** Stated task **
Recast the material below as a Markdown table with the columns "Row" and "Text", starting with the line that contains "List all visible" and going on through the line that contains "series-label-2: LMICs (China", both included. Number each line, and leave out blank lines and the pictures.

** Data **

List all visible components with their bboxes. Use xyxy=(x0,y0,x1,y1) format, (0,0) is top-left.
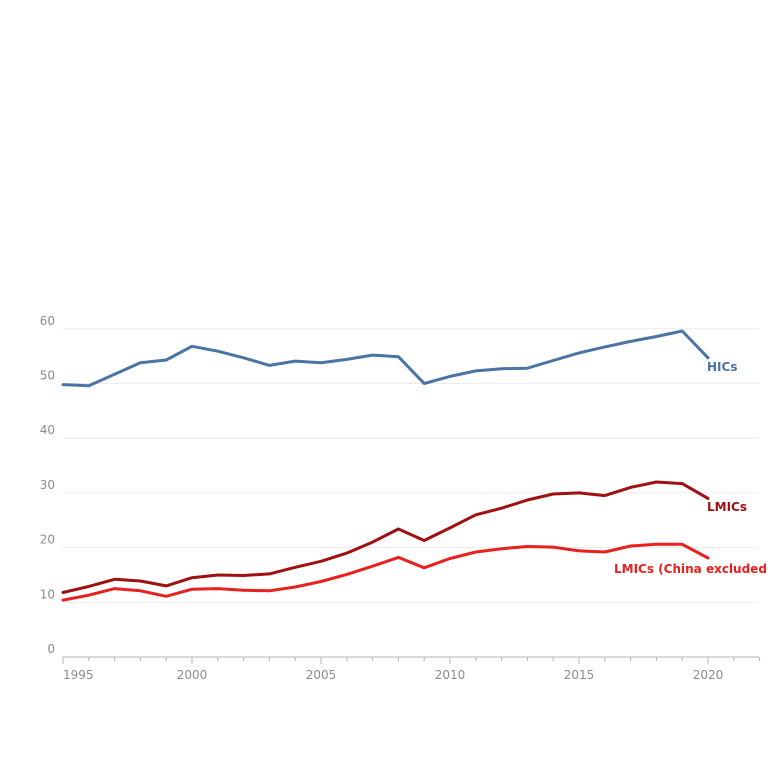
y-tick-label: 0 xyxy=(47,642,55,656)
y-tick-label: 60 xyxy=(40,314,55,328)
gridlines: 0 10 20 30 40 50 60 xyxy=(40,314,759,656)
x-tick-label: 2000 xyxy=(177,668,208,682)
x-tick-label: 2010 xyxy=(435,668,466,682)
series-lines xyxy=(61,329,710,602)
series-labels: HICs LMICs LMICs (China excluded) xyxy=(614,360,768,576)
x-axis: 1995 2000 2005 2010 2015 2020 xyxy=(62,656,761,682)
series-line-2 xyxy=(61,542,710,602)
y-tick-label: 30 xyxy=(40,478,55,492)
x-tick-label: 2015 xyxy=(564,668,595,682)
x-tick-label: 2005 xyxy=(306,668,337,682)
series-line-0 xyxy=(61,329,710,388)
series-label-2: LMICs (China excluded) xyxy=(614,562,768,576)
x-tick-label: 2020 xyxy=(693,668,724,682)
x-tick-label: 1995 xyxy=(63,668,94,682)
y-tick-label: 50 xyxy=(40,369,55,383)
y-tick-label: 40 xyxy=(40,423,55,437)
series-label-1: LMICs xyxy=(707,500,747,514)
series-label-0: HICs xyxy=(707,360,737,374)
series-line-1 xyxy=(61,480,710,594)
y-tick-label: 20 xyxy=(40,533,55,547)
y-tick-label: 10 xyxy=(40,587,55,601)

* * *

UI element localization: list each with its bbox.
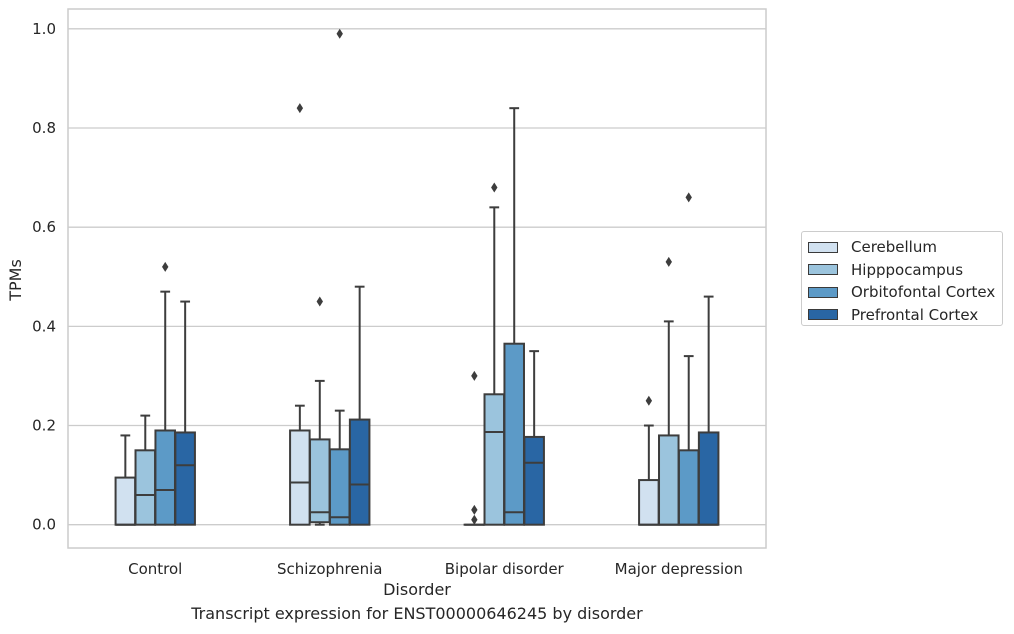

* * *

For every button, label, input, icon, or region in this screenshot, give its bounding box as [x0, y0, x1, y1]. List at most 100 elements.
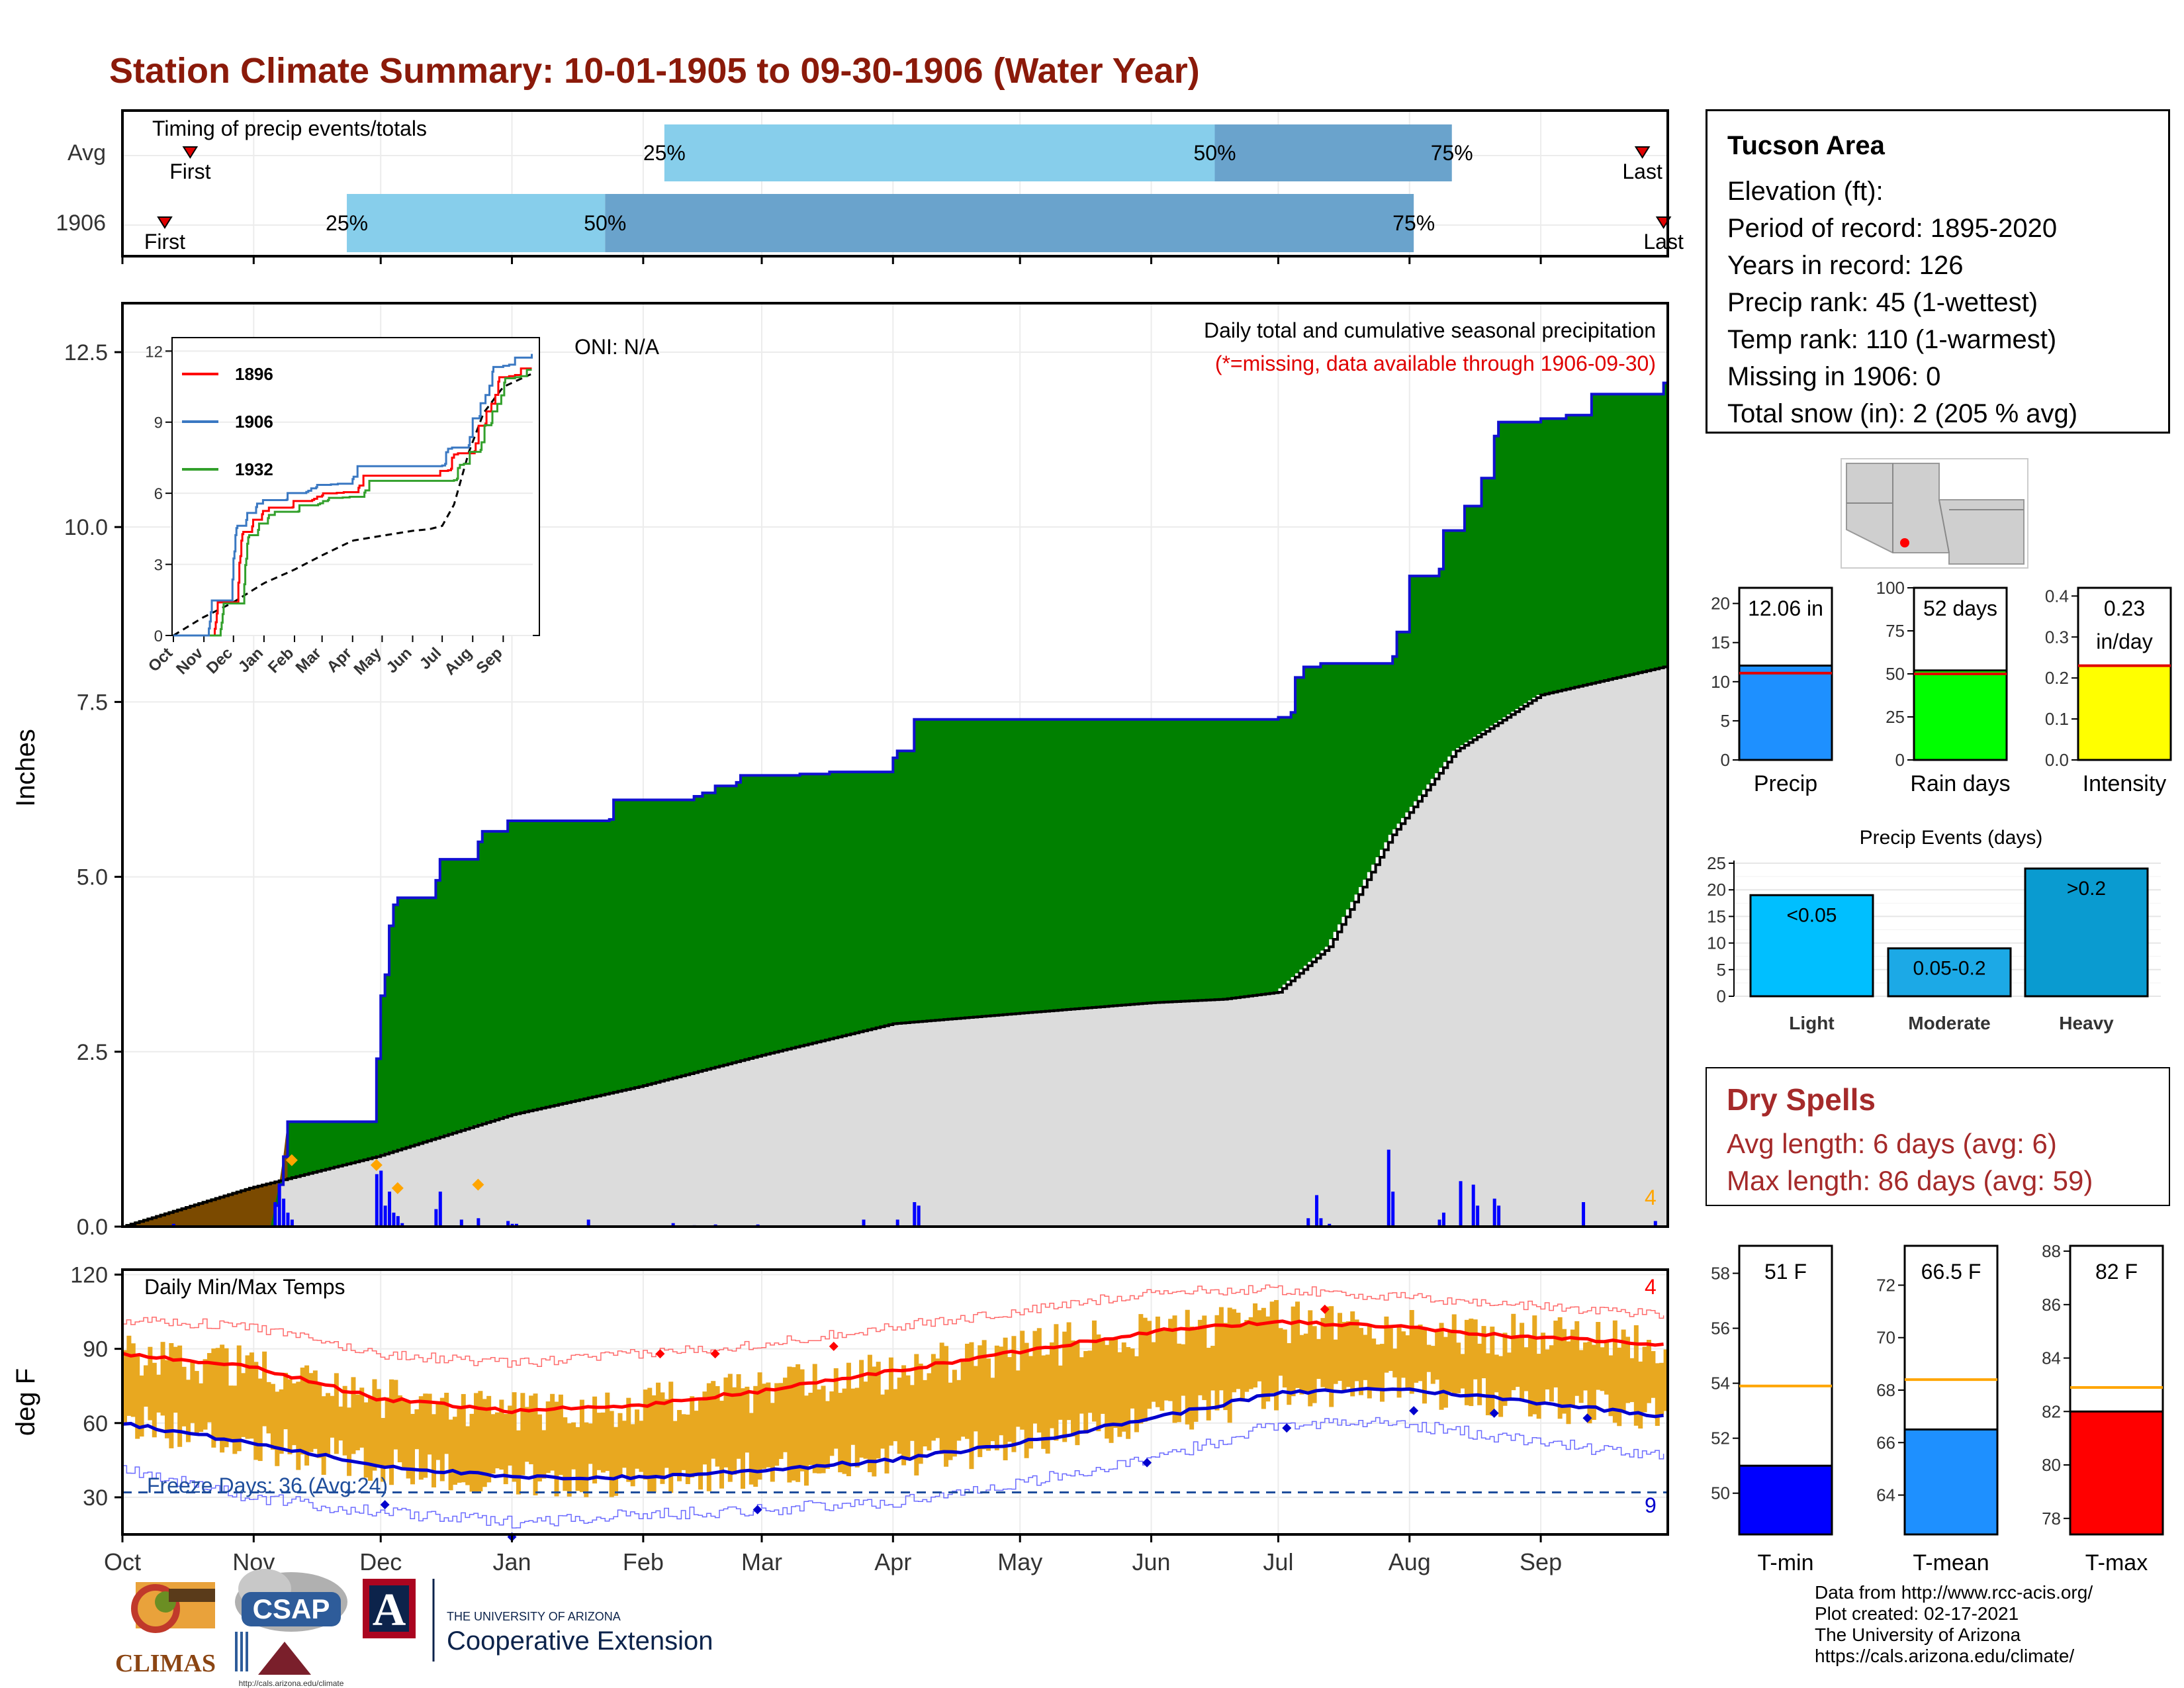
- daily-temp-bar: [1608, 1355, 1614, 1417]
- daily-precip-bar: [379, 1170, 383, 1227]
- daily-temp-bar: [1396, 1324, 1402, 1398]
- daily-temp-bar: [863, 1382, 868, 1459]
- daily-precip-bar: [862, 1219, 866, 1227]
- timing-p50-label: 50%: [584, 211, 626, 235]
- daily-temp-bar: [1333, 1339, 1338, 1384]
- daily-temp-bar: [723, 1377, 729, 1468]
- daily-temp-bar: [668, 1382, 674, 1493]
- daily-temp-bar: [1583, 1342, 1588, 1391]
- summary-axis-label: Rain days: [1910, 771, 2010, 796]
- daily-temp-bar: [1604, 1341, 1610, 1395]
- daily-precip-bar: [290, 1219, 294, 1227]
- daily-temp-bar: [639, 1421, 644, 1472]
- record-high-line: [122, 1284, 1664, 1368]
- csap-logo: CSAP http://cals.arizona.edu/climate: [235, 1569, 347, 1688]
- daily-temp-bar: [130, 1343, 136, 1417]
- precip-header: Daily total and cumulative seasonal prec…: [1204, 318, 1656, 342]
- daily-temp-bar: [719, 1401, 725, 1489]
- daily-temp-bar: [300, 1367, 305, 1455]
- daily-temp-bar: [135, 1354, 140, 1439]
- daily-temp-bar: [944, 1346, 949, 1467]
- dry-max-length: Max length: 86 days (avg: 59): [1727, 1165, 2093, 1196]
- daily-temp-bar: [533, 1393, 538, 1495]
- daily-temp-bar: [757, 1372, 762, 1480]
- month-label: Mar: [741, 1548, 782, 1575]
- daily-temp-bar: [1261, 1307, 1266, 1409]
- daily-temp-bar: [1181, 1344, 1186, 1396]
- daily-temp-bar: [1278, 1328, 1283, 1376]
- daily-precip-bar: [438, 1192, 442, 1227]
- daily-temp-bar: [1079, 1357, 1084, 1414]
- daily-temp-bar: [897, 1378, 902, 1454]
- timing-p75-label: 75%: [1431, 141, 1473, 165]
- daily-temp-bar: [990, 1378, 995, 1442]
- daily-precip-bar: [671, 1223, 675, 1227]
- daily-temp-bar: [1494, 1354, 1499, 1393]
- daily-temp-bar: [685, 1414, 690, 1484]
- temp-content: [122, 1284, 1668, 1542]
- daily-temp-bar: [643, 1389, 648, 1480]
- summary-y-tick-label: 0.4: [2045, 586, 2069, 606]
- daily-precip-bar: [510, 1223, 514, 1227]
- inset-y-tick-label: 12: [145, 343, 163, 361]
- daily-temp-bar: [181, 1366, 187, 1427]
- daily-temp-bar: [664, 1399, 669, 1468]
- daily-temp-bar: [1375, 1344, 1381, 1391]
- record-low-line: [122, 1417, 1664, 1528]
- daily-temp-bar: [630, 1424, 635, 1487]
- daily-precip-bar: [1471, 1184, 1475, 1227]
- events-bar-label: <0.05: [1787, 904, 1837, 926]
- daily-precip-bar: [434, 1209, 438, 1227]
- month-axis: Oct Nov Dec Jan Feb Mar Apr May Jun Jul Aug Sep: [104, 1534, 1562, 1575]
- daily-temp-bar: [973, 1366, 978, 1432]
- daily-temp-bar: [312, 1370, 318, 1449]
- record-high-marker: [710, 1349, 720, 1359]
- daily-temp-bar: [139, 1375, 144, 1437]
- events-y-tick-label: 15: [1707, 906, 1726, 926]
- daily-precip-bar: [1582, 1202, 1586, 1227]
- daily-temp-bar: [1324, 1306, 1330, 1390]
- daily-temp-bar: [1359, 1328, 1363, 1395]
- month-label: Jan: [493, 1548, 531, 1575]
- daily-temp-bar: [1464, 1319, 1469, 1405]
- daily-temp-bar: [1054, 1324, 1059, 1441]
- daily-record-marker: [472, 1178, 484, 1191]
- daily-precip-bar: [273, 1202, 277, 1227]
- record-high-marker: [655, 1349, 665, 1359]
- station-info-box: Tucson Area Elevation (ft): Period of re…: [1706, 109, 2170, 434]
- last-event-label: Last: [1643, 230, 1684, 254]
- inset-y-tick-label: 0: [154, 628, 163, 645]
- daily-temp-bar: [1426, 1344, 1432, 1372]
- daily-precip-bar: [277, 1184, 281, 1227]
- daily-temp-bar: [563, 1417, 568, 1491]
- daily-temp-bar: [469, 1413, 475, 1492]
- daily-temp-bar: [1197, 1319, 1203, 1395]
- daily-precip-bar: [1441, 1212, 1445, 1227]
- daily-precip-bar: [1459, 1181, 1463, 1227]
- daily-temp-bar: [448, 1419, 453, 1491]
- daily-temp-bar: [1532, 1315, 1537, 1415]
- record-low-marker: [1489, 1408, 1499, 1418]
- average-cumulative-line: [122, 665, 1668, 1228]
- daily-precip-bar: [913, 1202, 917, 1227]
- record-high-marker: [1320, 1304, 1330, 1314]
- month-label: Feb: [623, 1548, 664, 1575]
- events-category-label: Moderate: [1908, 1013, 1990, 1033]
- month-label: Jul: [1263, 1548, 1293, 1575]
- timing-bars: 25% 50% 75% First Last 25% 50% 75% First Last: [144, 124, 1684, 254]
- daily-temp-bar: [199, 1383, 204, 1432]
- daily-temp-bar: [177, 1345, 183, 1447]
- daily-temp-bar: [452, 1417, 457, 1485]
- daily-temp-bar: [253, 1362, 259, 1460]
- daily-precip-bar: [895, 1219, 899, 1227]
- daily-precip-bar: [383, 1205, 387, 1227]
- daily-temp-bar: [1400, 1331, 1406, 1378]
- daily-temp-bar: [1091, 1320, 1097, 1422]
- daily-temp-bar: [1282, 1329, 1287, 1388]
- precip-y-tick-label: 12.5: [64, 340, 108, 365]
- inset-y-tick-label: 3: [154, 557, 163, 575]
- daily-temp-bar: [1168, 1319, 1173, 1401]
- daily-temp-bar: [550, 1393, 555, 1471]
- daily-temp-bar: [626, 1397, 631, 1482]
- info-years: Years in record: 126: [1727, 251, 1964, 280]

** Answer to this exercise **
| Row | Text |
|---|---|
| 1 | List all visible components with their bboxes. Use xyxy=(x0,y0,x1,y1) format, (0,0) is top-left. |
| 2 | y-tick-label: 0 xyxy=(47,642,55,656) |
| 3 | y-tick-label: 60 xyxy=(40,314,55,328) |
| 4 | gridlines: 0 10 20 30 40 50 60 xyxy=(40,314,759,656) |
| 5 | x-tick-label: 2000 xyxy=(177,668,208,682) |
| 6 | x-tick-label: 2010 xyxy=(435,668,466,682) |
| 7 | series-lines xyxy=(61,329,710,602) |
| 8 | series-labels: HICs LMICs LMICs (China excluded) xyxy=(614,360,768,576) |
| 9 | x-axis: 1995 2000 2005 2010 2015 2020 xyxy=(62,656,761,682) |
| 10 | series-line-2 xyxy=(61,542,710,602) |
| 11 | y-tick-label: 30 xyxy=(40,478,55,492) |
| 12 | x-tick-label: 2015 xyxy=(564,668,595,682) |
| 13 | x-tick-label: 2005 xyxy=(306,668,337,682) |
| 14 | series-line-0 xyxy=(61,329,710,388) |
| 15 | series-label-2: LMICs (China excluded) xyxy=(614,562,768,576) |